→ Records to use:

______

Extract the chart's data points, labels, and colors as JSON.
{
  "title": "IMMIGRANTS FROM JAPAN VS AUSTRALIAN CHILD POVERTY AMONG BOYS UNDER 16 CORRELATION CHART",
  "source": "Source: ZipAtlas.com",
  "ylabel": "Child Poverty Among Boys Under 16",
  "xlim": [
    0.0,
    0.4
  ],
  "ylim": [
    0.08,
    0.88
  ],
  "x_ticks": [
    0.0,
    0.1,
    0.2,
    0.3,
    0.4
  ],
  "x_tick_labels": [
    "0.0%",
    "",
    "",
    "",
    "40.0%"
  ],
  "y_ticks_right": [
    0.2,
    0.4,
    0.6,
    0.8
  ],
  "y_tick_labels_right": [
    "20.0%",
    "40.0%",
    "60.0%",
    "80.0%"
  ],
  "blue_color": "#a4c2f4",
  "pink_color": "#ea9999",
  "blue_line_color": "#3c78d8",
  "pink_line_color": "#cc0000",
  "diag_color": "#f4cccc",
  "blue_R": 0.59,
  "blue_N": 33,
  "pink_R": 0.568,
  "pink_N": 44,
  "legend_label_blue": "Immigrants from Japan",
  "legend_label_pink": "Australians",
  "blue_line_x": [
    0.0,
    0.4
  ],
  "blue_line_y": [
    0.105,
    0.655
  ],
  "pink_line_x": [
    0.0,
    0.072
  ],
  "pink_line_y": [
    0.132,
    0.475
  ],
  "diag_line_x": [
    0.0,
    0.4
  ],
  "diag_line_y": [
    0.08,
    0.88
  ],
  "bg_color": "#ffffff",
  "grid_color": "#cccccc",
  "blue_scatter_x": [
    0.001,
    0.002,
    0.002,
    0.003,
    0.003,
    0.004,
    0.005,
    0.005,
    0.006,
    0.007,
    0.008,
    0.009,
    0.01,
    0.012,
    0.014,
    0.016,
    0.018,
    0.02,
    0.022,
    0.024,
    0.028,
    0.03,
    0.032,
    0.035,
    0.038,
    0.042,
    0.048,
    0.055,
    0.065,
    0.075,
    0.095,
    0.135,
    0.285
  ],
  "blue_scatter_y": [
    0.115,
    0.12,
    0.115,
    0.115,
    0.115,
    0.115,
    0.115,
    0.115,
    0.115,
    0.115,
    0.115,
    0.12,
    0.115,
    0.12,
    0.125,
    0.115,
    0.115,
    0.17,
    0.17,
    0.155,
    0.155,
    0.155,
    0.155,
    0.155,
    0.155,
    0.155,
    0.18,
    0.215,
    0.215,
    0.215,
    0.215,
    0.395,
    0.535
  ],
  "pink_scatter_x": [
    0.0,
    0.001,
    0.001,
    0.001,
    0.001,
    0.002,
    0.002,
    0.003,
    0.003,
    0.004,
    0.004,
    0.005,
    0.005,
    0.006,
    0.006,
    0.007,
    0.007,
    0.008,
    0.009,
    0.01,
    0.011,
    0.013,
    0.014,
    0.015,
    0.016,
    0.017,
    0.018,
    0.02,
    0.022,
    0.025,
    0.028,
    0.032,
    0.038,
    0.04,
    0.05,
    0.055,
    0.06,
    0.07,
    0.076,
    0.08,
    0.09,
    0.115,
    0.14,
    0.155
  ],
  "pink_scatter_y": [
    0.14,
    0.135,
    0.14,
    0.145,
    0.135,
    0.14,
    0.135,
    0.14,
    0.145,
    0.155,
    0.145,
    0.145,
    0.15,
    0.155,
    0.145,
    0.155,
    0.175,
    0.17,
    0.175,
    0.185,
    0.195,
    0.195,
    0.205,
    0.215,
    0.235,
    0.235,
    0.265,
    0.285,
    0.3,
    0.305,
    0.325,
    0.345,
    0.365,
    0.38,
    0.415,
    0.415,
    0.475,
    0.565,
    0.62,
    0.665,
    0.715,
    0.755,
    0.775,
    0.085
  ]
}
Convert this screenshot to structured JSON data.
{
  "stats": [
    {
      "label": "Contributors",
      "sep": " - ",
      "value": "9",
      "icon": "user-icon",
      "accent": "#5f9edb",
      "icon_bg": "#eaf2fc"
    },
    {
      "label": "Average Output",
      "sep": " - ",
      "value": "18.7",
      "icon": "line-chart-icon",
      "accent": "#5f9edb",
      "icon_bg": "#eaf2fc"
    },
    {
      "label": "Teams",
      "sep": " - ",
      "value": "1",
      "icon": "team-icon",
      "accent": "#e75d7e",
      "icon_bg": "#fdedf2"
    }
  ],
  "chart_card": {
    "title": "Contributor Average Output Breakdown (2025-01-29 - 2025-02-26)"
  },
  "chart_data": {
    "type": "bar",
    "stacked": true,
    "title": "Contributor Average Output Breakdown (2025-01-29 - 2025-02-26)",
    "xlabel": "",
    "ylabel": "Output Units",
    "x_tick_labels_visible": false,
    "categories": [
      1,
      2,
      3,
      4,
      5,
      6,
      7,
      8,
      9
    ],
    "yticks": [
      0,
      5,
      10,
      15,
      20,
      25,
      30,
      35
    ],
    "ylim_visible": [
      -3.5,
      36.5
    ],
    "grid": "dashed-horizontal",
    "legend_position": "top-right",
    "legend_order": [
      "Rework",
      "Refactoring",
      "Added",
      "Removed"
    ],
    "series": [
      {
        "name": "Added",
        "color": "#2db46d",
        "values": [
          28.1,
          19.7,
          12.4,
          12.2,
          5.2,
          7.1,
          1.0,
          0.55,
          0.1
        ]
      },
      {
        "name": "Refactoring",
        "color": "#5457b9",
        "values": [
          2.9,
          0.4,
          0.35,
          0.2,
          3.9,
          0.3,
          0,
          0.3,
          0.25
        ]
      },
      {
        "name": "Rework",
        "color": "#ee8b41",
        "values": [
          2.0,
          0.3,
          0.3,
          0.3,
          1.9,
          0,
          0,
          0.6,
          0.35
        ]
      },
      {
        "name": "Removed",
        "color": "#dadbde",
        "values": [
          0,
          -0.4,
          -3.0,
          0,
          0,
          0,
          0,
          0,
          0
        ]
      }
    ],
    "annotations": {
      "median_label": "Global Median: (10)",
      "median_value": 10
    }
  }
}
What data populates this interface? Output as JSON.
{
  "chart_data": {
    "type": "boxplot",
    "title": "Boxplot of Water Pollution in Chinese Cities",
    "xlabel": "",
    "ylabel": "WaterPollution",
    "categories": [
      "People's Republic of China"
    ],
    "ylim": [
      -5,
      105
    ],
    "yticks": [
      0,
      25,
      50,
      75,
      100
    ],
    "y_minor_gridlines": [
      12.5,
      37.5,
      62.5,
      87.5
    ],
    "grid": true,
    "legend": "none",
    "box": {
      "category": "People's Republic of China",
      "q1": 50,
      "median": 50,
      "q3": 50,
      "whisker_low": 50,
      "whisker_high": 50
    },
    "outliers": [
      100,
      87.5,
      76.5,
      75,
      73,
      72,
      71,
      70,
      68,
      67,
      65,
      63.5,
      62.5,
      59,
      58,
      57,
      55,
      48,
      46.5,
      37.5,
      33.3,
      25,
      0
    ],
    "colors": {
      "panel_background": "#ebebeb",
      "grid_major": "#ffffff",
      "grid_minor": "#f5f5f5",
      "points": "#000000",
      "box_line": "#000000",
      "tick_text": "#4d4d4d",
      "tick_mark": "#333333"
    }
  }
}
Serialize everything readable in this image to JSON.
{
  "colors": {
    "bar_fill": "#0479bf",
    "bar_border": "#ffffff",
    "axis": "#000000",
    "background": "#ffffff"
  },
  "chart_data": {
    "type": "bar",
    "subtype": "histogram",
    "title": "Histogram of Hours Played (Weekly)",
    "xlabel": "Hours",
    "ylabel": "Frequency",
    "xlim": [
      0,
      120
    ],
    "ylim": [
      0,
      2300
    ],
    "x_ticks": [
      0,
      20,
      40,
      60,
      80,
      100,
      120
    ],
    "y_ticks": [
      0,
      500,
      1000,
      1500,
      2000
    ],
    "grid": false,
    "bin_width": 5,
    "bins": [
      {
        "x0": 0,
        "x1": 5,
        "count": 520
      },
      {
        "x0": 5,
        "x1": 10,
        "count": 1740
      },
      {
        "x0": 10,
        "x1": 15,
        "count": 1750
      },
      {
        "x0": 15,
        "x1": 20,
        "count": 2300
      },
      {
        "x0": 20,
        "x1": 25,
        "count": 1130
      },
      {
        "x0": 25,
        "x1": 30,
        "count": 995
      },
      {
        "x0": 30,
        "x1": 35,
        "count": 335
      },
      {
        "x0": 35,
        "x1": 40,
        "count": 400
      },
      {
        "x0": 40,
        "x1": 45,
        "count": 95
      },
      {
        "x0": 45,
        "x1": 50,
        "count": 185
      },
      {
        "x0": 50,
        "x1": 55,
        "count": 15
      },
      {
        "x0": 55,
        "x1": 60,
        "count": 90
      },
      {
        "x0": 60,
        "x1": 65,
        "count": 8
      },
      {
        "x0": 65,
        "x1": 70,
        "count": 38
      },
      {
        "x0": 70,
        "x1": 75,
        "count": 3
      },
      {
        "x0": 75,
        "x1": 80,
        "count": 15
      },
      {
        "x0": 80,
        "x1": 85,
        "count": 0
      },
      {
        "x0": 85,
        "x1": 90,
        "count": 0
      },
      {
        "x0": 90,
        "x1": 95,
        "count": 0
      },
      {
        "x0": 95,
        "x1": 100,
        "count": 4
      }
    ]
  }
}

______

→ Task to carry out: Look through the listing and extract every line with "China" in it.

→ Written response:
      "People's Republic of China"
      "category": "People's Republic of China",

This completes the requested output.